▶ [Element placement data]
━━━━━━━━━━
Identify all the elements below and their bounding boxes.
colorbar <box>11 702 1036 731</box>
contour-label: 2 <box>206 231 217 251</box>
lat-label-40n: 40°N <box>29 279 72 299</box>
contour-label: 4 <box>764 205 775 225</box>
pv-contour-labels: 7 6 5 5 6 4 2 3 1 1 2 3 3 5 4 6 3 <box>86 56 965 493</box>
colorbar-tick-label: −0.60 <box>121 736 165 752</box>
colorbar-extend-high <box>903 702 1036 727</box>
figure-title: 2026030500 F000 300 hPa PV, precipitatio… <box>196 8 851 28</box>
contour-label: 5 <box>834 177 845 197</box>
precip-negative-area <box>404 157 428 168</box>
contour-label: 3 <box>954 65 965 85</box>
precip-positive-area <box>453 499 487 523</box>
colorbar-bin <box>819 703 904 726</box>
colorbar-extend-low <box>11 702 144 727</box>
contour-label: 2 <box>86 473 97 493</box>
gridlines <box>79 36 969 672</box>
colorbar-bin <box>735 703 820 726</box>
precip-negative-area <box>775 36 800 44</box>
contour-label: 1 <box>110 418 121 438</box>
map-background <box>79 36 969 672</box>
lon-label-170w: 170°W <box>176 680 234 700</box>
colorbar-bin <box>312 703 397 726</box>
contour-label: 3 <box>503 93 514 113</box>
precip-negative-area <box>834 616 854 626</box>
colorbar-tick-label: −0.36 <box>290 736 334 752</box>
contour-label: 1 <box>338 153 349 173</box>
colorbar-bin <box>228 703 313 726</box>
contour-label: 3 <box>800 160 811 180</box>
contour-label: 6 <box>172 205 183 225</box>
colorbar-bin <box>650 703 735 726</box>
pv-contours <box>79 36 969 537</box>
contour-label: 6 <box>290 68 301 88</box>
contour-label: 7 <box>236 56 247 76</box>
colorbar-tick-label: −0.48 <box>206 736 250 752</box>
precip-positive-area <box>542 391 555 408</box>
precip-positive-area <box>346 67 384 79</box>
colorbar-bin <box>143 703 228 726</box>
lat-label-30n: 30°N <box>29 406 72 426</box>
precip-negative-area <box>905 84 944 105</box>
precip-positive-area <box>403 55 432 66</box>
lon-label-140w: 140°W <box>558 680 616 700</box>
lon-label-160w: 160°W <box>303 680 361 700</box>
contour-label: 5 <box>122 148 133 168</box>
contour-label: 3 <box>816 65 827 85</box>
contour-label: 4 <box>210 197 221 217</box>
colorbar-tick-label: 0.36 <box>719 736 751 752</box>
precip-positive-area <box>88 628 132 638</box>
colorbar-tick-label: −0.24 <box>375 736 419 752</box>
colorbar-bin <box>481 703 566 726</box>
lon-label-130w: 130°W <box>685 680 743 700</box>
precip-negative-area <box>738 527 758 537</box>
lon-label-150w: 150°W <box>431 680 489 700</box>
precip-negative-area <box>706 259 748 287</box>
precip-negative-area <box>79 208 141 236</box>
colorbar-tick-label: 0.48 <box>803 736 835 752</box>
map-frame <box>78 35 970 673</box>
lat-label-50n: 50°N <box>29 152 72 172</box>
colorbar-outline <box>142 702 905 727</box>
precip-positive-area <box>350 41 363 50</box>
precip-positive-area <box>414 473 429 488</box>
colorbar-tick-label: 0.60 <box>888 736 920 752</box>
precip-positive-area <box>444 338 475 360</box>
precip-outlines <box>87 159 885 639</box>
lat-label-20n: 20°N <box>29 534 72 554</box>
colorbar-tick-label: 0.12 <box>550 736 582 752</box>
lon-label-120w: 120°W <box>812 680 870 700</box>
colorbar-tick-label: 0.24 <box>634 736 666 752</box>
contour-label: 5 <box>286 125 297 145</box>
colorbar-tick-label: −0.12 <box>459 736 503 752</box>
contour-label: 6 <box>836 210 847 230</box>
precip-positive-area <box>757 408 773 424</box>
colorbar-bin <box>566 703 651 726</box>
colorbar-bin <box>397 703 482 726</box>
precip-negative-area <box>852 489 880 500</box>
━━━━━━━━━━
Rewrite the listing above, changing each "precip-negative-area" to "precip-deficit-area" and keeping everything else the same.

Identify all the elements below and their bounding boxes.
colorbar <box>11 702 1036 731</box>
contour-label: 2 <box>206 231 217 251</box>
lat-label-40n: 40°N <box>29 279 72 299</box>
contour-label: 4 <box>764 205 775 225</box>
pv-contour-labels: 7 6 5 5 6 4 2 3 1 1 2 3 3 5 4 6 3 <box>86 56 965 493</box>
colorbar-tick-label: −0.60 <box>121 736 165 752</box>
colorbar-extend-high <box>903 702 1036 727</box>
figure-title: 2026030500 F000 300 hPa PV, precipitatio… <box>196 8 851 28</box>
contour-label: 5 <box>834 177 845 197</box>
precip-deficit-area <box>404 157 428 168</box>
contour-label: 3 <box>954 65 965 85</box>
precip-positive-area <box>453 499 487 523</box>
colorbar-bin <box>819 703 904 726</box>
colorbar-extend-low <box>11 702 144 727</box>
contour-label: 2 <box>86 473 97 493</box>
gridlines <box>79 36 969 672</box>
colorbar-bin <box>735 703 820 726</box>
precip-deficit-area <box>775 36 800 44</box>
contour-label: 1 <box>110 418 121 438</box>
map-background <box>79 36 969 672</box>
lon-label-170w: 170°W <box>176 680 234 700</box>
colorbar-bin <box>312 703 397 726</box>
contour-label: 3 <box>503 93 514 113</box>
precip-deficit-area <box>834 616 854 626</box>
colorbar-tick-label: −0.36 <box>290 736 334 752</box>
contour-label: 1 <box>338 153 349 173</box>
colorbar-bin <box>228 703 313 726</box>
contour-label: 3 <box>800 160 811 180</box>
contour-label: 6 <box>172 205 183 225</box>
colorbar-bin <box>650 703 735 726</box>
pv-contours <box>79 36 969 537</box>
contour-label: 6 <box>290 68 301 88</box>
contour-label: 7 <box>236 56 247 76</box>
colorbar-tick-label: −0.48 <box>206 736 250 752</box>
precip-positive-area <box>542 391 555 408</box>
precip-positive-area <box>346 67 384 79</box>
colorbar-bin <box>143 703 228 726</box>
lat-label-30n: 30°N <box>29 406 72 426</box>
precip-deficit-area <box>905 84 944 105</box>
precip-positive-area <box>403 55 432 66</box>
lon-label-140w: 140°W <box>558 680 616 700</box>
lon-label-160w: 160°W <box>303 680 361 700</box>
contour-label: 5 <box>122 148 133 168</box>
contour-label: 3 <box>816 65 827 85</box>
contour-label: 4 <box>210 197 221 217</box>
colorbar-tick-label: 0.36 <box>719 736 751 752</box>
precip-positive-area <box>88 628 132 638</box>
colorbar-tick-label: −0.24 <box>375 736 419 752</box>
colorbar-bin <box>481 703 566 726</box>
lon-label-130w: 130°W <box>685 680 743 700</box>
precip-deficit-area <box>738 527 758 537</box>
lon-label-150w: 150°W <box>431 680 489 700</box>
precip-deficit-area <box>706 259 748 287</box>
precip-deficit-area <box>79 208 141 236</box>
colorbar-tick-label: 0.48 <box>803 736 835 752</box>
map-frame <box>78 35 970 673</box>
lat-label-50n: 50°N <box>29 152 72 172</box>
colorbar-outline <box>142 702 905 727</box>
precip-positive-area <box>350 41 363 50</box>
precip-positive-area <box>414 473 429 488</box>
colorbar-tick-label: 0.60 <box>888 736 920 752</box>
precip-positive-area <box>444 338 475 360</box>
precip-outlines <box>87 159 885 639</box>
lat-label-20n: 20°N <box>29 534 72 554</box>
colorbar-tick-label: 0.12 <box>550 736 582 752</box>
lon-label-120w: 120°W <box>812 680 870 700</box>
colorbar-tick-label: 0.24 <box>634 736 666 752</box>
contour-label: 5 <box>286 125 297 145</box>
colorbar-tick-label: −0.12 <box>459 736 503 752</box>
contour-label: 6 <box>836 210 847 230</box>
precip-positive-area <box>757 408 773 424</box>
colorbar-bin <box>566 703 651 726</box>
colorbar-bin <box>397 703 482 726</box>
precip-deficit-area <box>852 489 880 500</box>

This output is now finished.